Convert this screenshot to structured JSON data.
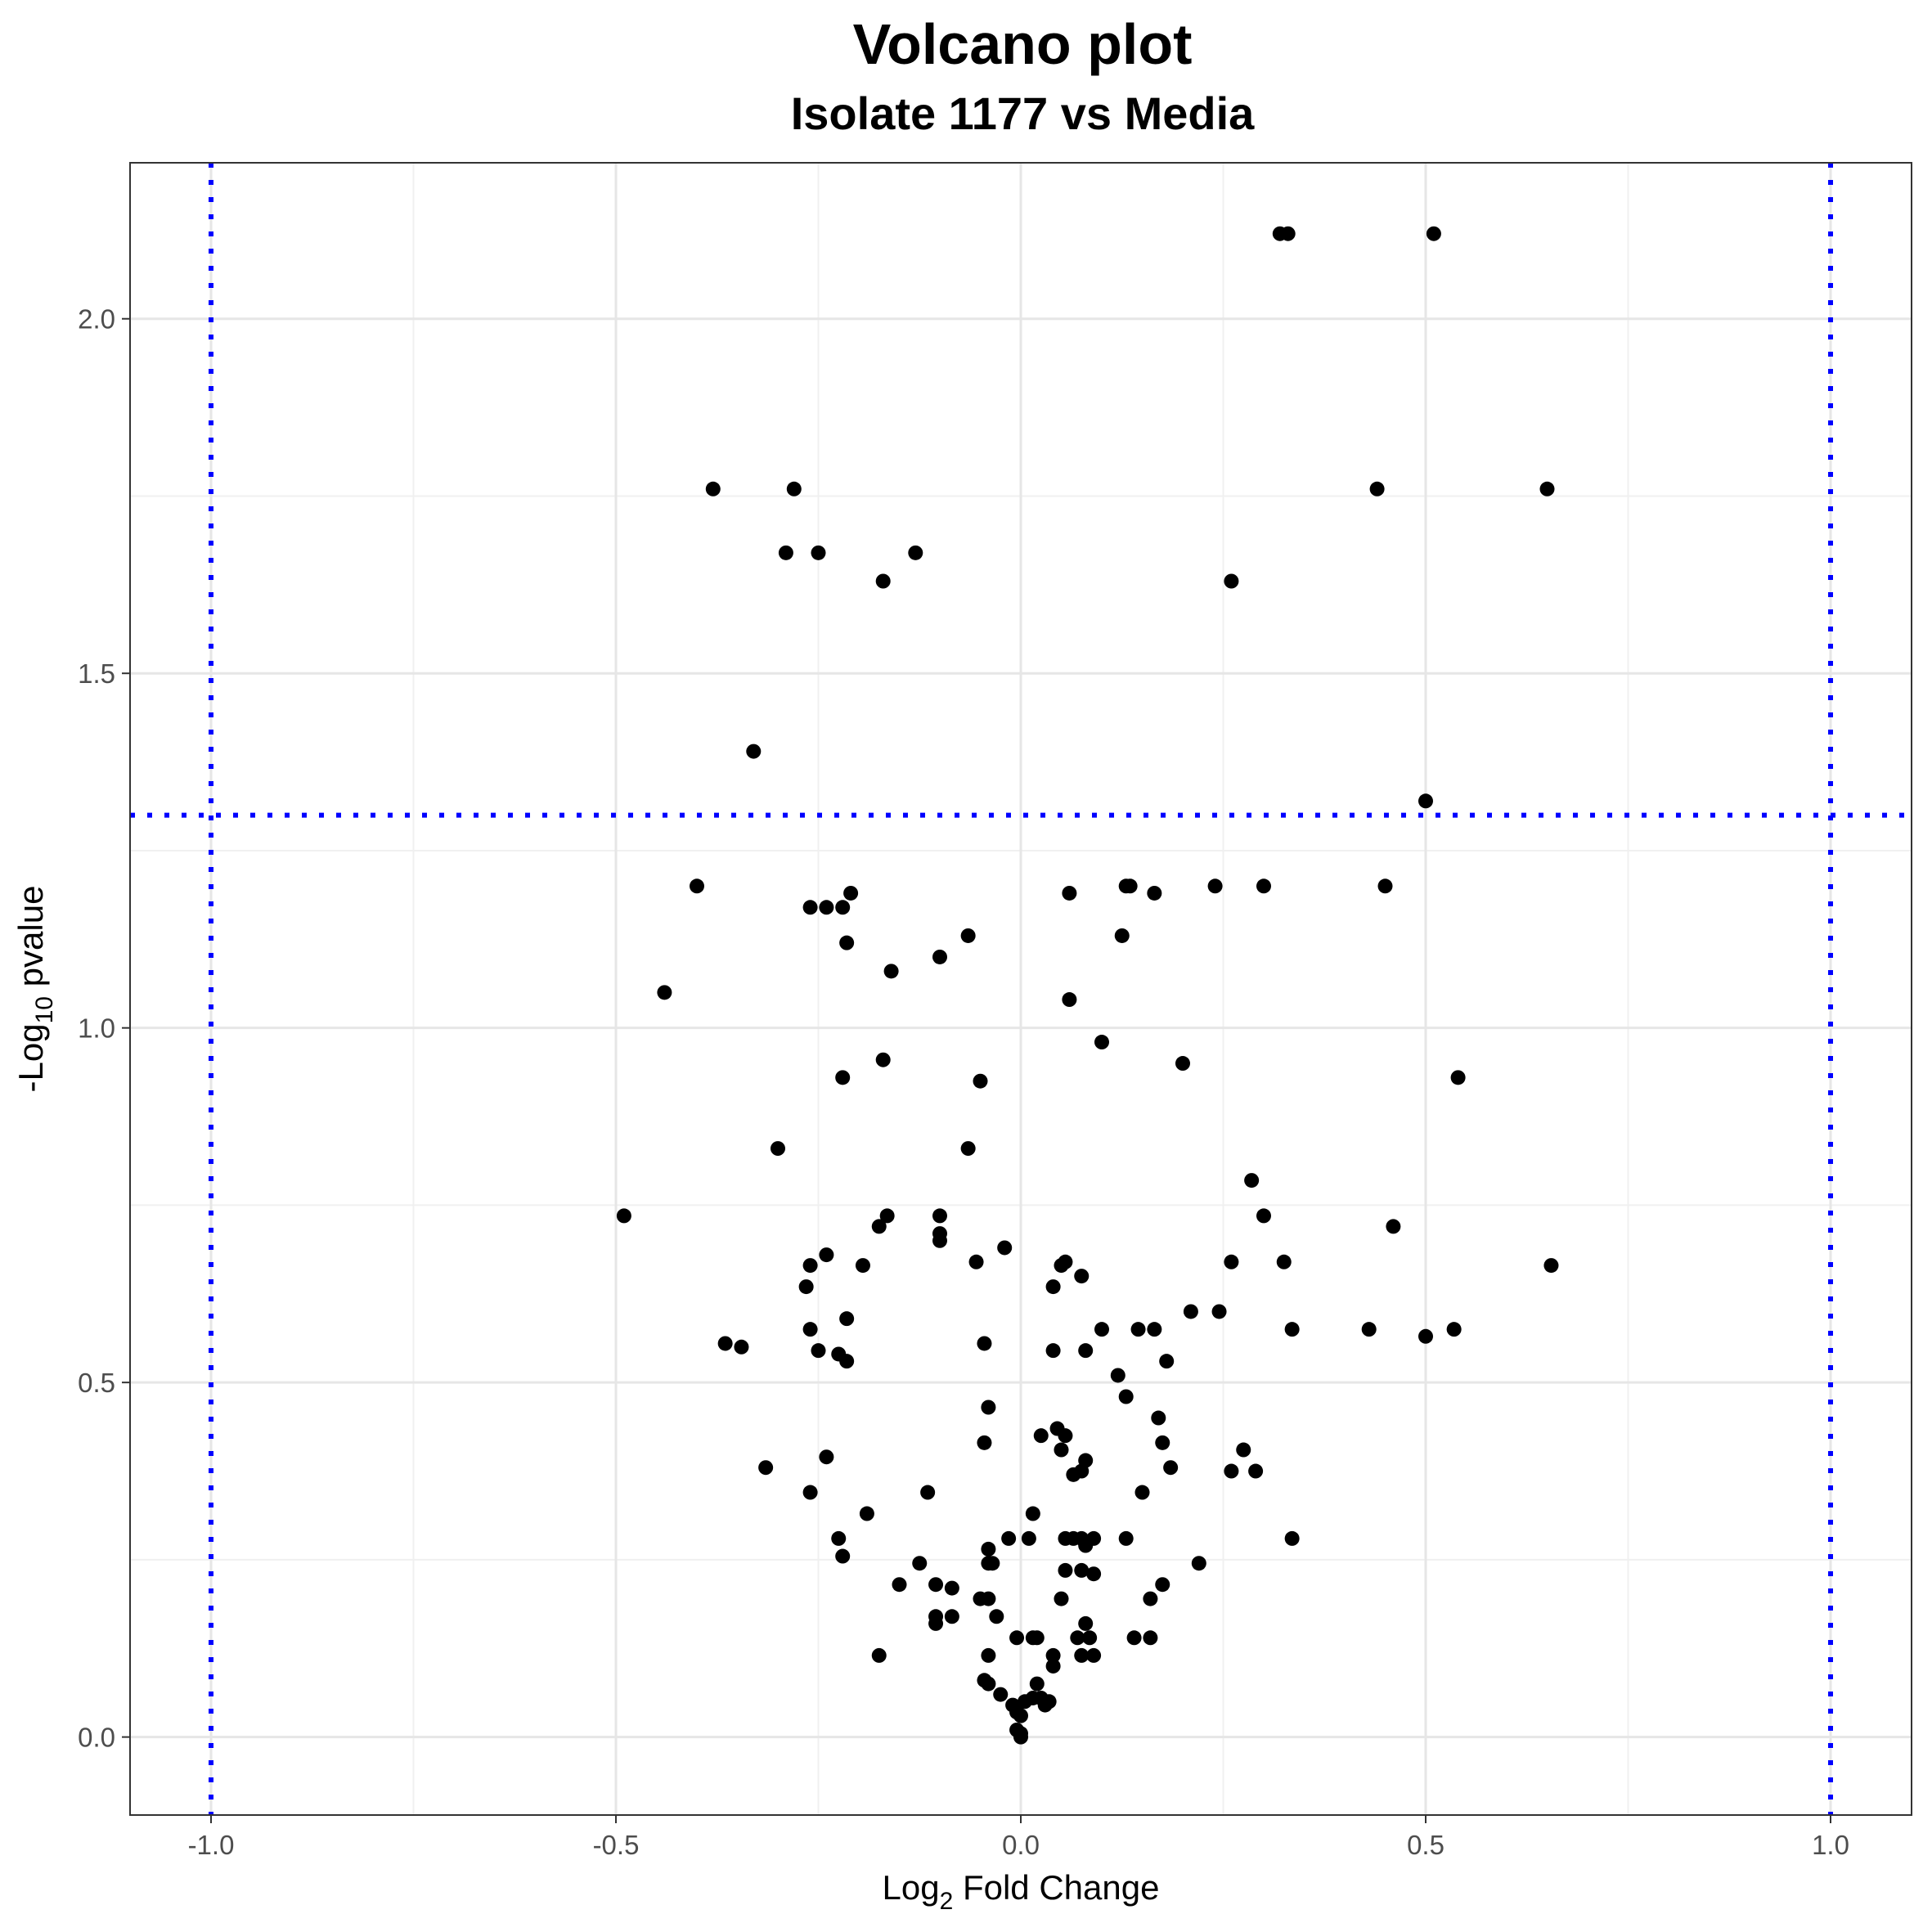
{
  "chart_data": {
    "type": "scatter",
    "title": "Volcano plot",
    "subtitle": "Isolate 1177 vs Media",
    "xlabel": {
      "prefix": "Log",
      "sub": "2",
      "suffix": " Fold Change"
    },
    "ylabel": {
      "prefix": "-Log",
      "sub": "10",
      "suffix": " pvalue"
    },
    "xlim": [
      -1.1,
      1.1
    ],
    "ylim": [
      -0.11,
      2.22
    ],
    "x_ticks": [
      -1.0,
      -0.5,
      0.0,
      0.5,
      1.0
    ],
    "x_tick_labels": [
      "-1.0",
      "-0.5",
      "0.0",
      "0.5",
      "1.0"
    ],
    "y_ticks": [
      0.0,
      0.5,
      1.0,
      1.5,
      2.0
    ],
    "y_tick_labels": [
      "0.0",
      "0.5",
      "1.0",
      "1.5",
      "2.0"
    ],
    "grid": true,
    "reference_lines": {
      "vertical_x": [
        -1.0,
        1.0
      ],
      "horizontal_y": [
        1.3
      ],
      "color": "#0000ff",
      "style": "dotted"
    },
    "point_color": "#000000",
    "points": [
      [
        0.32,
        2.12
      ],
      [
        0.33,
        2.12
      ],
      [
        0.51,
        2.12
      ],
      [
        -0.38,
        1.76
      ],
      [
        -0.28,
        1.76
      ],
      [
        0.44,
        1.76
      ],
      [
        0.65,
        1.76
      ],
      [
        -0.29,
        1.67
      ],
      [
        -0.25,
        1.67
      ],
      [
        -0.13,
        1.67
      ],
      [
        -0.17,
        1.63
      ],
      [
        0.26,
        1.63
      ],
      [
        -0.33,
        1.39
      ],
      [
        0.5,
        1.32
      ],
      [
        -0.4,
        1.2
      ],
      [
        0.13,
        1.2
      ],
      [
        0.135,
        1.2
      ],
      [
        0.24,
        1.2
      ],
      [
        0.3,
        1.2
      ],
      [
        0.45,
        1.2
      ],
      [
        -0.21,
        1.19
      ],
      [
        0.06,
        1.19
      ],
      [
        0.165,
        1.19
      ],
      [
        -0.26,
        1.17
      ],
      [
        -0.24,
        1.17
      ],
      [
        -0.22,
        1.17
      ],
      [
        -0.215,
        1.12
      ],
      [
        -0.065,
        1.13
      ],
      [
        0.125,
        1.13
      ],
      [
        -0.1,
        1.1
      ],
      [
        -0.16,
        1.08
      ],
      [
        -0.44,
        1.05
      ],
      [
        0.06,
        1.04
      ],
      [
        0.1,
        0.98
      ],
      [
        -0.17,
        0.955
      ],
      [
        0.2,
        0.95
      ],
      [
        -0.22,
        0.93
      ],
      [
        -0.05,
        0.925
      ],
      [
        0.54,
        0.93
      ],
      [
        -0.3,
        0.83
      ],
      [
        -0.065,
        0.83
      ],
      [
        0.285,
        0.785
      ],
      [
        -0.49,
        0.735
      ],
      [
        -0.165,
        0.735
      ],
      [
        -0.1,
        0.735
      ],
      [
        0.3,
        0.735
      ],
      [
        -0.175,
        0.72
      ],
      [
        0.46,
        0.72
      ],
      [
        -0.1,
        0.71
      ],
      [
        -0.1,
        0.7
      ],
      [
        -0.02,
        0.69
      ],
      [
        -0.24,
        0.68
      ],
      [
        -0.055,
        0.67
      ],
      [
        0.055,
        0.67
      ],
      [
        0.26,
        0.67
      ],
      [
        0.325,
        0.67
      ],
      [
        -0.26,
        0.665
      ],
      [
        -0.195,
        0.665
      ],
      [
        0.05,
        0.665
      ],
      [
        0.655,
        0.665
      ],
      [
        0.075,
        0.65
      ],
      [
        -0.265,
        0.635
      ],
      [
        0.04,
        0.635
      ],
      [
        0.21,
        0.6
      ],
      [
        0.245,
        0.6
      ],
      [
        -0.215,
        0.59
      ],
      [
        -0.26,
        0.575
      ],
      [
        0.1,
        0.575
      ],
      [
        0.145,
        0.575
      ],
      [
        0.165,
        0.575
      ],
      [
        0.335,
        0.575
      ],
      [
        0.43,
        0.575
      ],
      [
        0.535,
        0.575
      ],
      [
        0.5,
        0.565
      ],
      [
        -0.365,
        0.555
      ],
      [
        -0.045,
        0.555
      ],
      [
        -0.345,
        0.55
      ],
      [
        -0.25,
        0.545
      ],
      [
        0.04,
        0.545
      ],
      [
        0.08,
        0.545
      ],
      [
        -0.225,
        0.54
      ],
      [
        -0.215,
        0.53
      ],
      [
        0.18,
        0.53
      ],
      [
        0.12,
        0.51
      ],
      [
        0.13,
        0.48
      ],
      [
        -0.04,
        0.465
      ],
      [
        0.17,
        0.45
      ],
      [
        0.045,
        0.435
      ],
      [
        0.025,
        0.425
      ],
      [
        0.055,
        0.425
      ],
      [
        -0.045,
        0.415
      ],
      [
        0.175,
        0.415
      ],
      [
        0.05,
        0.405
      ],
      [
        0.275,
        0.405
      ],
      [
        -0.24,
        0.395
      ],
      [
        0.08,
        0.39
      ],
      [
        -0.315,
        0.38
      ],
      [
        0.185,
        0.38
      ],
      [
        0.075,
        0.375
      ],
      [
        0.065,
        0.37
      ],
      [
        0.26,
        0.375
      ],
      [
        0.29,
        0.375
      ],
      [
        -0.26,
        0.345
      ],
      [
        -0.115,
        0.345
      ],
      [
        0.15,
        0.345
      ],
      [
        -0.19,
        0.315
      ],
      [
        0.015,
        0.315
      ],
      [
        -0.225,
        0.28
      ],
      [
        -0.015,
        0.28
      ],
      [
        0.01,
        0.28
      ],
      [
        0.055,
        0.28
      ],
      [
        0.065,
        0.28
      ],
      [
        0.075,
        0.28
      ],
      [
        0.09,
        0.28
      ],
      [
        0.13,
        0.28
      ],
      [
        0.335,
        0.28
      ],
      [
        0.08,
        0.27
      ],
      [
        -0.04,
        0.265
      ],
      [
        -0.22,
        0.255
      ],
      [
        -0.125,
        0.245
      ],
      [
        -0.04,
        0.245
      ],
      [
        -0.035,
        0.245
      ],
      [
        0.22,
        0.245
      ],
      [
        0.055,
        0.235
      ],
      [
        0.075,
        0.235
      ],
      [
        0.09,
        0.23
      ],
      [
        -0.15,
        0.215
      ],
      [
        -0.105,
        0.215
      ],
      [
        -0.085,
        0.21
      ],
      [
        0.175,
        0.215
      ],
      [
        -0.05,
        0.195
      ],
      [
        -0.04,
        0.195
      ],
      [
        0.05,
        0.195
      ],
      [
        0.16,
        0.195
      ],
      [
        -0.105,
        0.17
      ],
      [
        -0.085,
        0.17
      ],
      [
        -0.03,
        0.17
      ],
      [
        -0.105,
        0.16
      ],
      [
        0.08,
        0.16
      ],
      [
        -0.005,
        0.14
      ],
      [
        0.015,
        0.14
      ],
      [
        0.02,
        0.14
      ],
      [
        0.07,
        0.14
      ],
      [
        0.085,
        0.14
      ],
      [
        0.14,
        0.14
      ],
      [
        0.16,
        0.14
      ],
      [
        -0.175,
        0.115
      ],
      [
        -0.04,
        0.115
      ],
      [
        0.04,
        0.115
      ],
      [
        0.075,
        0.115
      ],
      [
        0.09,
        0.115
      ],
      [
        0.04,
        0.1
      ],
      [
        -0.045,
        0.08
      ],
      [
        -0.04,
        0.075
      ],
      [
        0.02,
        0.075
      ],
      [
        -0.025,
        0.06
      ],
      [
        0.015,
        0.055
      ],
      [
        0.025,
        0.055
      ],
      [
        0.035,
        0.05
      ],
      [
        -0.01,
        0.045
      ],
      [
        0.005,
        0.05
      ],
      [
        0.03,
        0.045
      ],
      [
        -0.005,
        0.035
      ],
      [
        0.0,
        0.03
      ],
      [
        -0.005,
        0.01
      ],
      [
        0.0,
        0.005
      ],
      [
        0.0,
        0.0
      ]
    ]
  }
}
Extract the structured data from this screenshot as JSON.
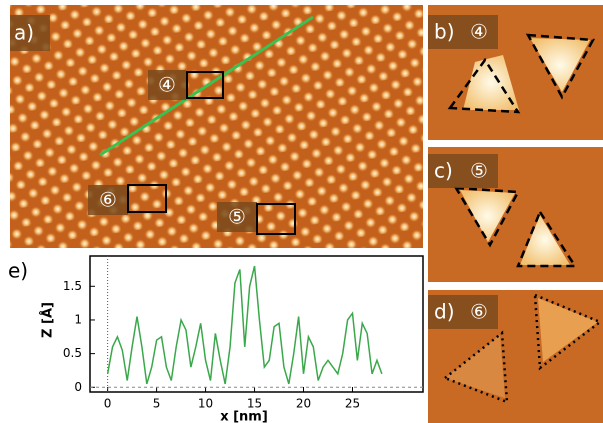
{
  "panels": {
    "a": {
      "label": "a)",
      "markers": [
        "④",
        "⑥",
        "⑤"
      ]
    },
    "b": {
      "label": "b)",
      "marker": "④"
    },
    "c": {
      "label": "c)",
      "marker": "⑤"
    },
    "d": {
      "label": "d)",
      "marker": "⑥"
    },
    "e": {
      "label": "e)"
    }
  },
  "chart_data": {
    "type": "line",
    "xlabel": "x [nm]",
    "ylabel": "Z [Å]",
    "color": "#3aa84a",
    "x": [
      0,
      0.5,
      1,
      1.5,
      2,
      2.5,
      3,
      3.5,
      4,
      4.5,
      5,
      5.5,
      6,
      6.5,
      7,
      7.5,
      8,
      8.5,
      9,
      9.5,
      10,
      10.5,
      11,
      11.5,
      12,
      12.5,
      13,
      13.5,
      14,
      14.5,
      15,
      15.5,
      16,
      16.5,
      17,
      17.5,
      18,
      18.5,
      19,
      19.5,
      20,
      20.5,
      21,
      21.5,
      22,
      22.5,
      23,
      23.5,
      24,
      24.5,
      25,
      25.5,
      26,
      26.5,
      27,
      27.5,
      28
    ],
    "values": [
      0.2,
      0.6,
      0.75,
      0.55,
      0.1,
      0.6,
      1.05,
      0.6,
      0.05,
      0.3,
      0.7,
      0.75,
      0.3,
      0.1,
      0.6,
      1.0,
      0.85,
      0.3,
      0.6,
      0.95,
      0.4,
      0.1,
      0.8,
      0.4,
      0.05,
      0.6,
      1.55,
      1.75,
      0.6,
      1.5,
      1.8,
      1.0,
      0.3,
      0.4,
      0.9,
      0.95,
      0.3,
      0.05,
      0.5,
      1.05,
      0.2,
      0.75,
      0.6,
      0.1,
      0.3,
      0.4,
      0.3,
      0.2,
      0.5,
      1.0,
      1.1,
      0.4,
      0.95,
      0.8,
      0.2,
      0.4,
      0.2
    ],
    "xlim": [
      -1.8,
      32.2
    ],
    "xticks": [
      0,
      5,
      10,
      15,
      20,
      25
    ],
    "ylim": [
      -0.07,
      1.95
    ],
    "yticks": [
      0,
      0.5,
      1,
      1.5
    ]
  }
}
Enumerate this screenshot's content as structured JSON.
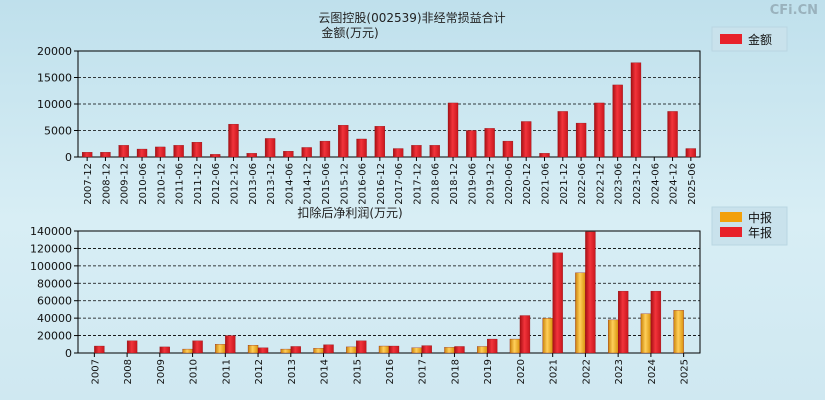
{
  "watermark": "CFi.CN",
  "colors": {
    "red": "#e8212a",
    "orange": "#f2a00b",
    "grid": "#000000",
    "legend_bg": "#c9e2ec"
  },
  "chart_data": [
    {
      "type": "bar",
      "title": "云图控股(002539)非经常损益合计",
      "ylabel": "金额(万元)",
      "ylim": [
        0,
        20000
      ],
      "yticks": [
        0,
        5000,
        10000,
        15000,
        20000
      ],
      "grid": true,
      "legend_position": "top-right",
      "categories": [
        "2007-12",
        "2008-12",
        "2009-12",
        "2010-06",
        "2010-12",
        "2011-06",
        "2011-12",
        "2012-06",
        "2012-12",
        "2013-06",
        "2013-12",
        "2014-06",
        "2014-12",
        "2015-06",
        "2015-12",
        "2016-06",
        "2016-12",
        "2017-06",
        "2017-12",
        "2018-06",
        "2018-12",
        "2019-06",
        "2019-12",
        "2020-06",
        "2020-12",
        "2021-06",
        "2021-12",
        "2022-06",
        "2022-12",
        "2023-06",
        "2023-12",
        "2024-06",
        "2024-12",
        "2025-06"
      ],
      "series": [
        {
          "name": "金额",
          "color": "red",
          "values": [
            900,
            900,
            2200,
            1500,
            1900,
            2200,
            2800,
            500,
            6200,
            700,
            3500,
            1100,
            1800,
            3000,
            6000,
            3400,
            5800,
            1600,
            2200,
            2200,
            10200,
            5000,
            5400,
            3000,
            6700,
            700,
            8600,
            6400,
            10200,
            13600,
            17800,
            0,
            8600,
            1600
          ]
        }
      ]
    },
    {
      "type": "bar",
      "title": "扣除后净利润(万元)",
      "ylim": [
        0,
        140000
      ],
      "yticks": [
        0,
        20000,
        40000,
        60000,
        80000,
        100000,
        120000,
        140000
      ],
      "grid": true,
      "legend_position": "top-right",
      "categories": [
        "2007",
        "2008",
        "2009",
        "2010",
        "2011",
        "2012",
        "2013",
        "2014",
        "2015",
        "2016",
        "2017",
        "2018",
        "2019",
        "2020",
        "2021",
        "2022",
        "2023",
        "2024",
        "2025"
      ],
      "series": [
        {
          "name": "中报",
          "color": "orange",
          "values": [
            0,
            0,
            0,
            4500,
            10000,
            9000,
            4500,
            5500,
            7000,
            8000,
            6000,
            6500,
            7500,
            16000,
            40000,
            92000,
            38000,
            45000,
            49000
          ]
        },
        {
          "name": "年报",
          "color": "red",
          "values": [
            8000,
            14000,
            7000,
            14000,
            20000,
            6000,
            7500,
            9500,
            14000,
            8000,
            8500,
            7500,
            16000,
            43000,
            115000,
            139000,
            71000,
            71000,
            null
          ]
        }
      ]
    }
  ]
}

• Given instruction: Across the data, tally the lines containing "grid" and give back the number alone.

• Problem solution: 4